▶ [TASK STATEMENT]: Copy each line in the data that includes the word "csak".

▶ [SOURCE MATERIAL]:
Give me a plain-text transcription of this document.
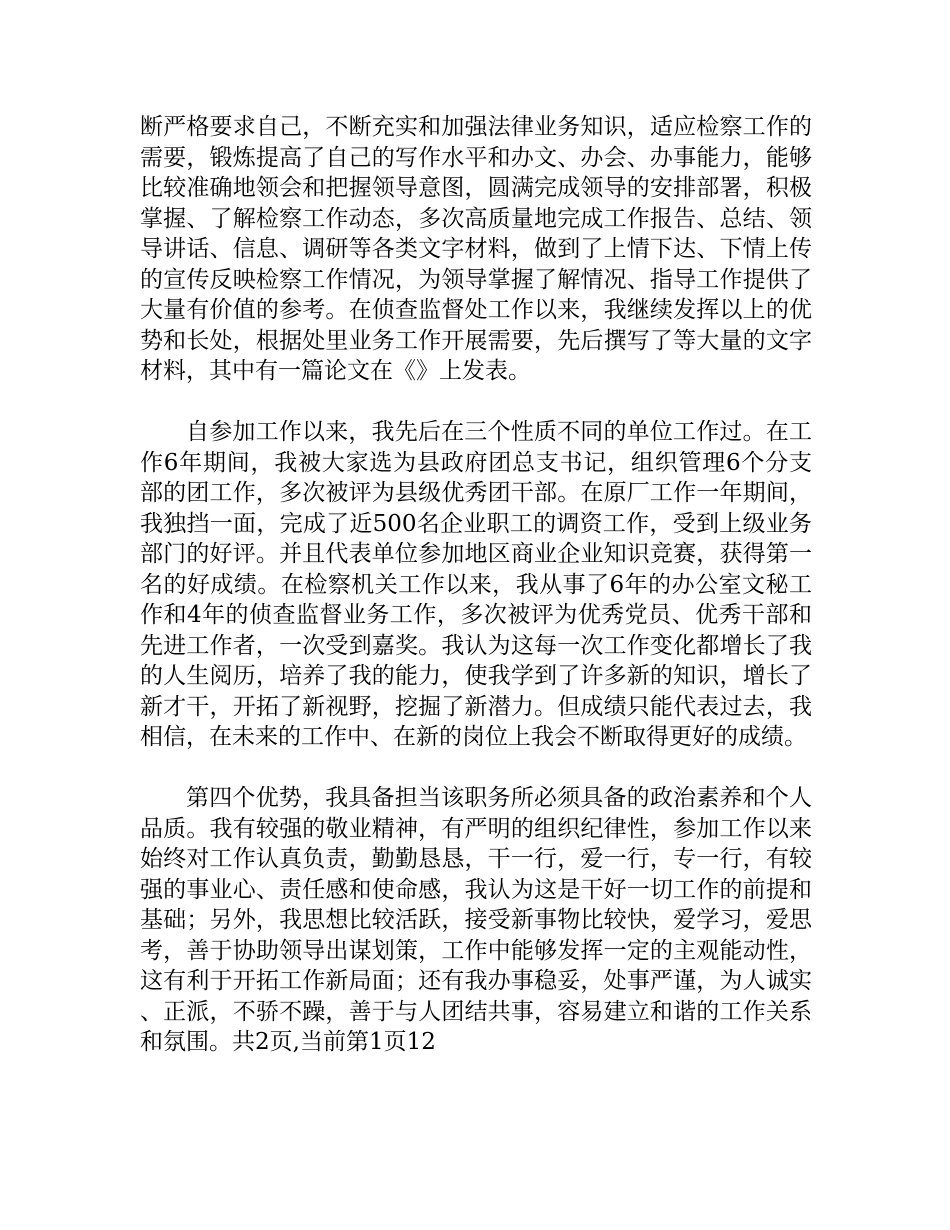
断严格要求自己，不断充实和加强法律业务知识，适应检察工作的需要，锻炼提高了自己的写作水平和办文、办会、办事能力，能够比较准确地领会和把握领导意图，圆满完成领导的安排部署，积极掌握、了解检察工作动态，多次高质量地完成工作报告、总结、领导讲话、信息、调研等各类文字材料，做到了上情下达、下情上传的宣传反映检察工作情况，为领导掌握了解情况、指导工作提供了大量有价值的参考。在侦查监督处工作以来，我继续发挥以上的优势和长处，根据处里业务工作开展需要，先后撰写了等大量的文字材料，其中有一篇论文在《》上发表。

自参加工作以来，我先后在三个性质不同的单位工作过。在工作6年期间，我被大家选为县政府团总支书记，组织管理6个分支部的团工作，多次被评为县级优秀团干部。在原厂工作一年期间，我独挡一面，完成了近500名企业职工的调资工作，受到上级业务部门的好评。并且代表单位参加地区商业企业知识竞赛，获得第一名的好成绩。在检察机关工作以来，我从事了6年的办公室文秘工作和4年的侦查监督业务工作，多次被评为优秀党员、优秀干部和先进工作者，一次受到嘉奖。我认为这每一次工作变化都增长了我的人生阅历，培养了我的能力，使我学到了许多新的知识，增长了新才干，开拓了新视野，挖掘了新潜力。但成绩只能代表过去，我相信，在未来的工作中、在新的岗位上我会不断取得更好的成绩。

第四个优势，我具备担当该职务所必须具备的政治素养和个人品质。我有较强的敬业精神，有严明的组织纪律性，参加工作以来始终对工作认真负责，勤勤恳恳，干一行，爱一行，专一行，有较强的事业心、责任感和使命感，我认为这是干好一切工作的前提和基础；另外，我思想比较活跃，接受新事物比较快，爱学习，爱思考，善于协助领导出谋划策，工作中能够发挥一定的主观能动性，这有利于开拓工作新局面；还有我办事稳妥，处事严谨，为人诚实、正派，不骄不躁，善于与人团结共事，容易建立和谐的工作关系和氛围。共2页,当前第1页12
==
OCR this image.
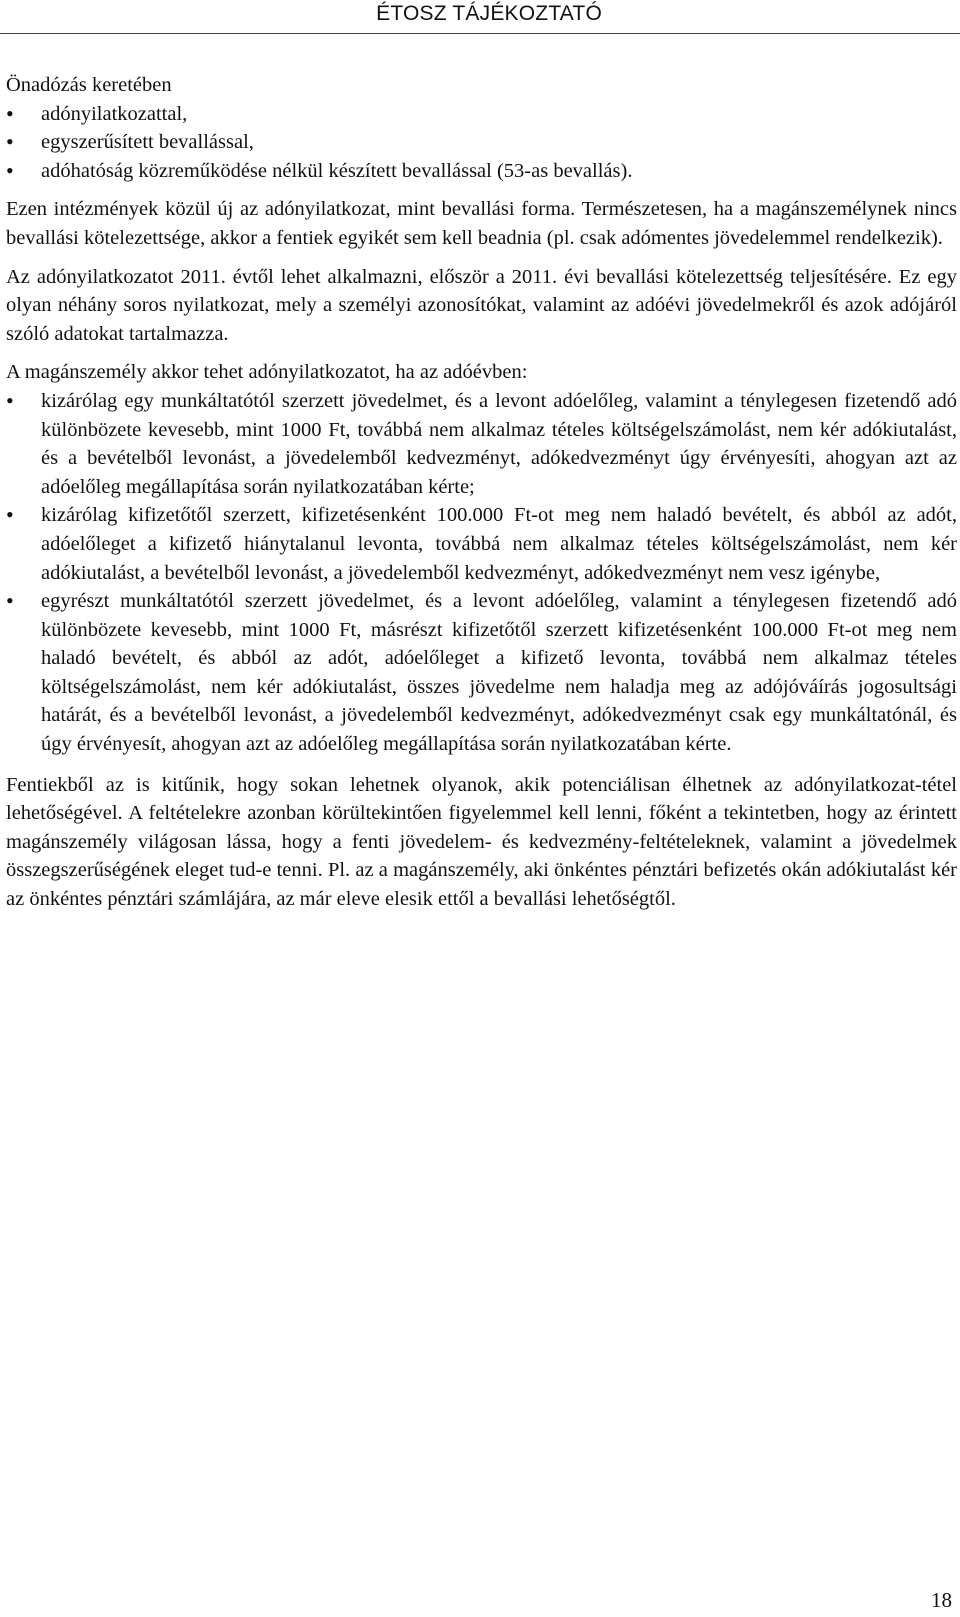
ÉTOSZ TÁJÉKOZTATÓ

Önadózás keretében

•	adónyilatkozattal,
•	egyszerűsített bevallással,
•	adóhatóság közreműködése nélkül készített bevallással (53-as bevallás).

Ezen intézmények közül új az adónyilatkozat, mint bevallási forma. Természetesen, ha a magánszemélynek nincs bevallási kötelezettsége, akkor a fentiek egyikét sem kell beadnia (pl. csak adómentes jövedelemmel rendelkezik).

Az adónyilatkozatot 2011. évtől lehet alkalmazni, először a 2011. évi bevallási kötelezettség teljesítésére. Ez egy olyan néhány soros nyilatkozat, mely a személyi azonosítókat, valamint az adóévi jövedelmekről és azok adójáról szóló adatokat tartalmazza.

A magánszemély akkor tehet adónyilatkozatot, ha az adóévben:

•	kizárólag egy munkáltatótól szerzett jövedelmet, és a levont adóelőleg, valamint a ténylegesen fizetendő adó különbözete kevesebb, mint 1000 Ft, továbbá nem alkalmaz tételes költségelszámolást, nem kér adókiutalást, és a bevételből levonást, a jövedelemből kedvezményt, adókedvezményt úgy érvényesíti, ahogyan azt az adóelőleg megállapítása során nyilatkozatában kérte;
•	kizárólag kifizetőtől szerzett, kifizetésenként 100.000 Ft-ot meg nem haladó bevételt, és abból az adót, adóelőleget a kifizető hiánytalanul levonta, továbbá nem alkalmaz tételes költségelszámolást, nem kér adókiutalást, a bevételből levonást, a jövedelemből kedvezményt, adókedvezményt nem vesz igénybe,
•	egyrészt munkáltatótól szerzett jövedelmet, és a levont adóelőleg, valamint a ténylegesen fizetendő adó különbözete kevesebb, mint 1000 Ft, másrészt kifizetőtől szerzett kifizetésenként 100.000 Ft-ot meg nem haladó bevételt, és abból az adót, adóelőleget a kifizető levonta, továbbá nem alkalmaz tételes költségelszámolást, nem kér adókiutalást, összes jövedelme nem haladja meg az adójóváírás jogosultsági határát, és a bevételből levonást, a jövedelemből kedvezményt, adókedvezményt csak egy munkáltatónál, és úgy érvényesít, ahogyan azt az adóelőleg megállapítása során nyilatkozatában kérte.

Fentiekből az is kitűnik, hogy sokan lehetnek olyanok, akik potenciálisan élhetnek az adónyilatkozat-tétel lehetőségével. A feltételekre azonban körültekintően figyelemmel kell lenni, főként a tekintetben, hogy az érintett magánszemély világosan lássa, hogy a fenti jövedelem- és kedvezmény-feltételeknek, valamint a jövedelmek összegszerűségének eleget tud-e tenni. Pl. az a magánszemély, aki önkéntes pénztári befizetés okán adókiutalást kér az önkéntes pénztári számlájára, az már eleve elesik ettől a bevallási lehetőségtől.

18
* * *
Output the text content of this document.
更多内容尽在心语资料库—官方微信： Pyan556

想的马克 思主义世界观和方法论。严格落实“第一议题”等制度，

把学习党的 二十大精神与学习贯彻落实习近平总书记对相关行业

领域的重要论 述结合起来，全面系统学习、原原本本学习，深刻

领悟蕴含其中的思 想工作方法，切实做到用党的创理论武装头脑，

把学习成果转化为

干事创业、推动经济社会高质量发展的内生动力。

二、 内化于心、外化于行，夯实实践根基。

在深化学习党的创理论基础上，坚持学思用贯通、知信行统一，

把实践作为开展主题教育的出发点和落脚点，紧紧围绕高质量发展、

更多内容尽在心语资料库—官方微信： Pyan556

▶ [ANSWER BELOW]:
Ezen intézmények közül új az adónyilatkozat, mint bevallási forma. Természetesen, ha a magánszemélynek nincs bevallási kötelezettsége, akkor a fentiek egyikét sem kell beadnia (pl. csak adómentes jövedelemmel rendelkezik).
•	egyrészt munkáltatótól szerzett jövedelmet, és a levont adóelőleg, valamint a ténylegesen fizetendő adó különbözete kevesebb, mint 1000 Ft, másrészt kifizetőtől szerzett kifizetésenként 100.000 Ft-ot meg nem haladó bevételt, és abból az adót, adóelőleget a kifizető levonta, továbbá nem alkalmaz tételes költségelszámolást, nem kér adókiutalást, összes jövedelme nem haladja meg az adójóváírás jogosultsági határát, és a bevételből levonást, a jövedelemből kedvezményt, adókedvezményt csak egy munkáltatónál, és úgy érvényesít, ahogyan azt az adóelőleg megállapítása során nyilatkozatában kérte.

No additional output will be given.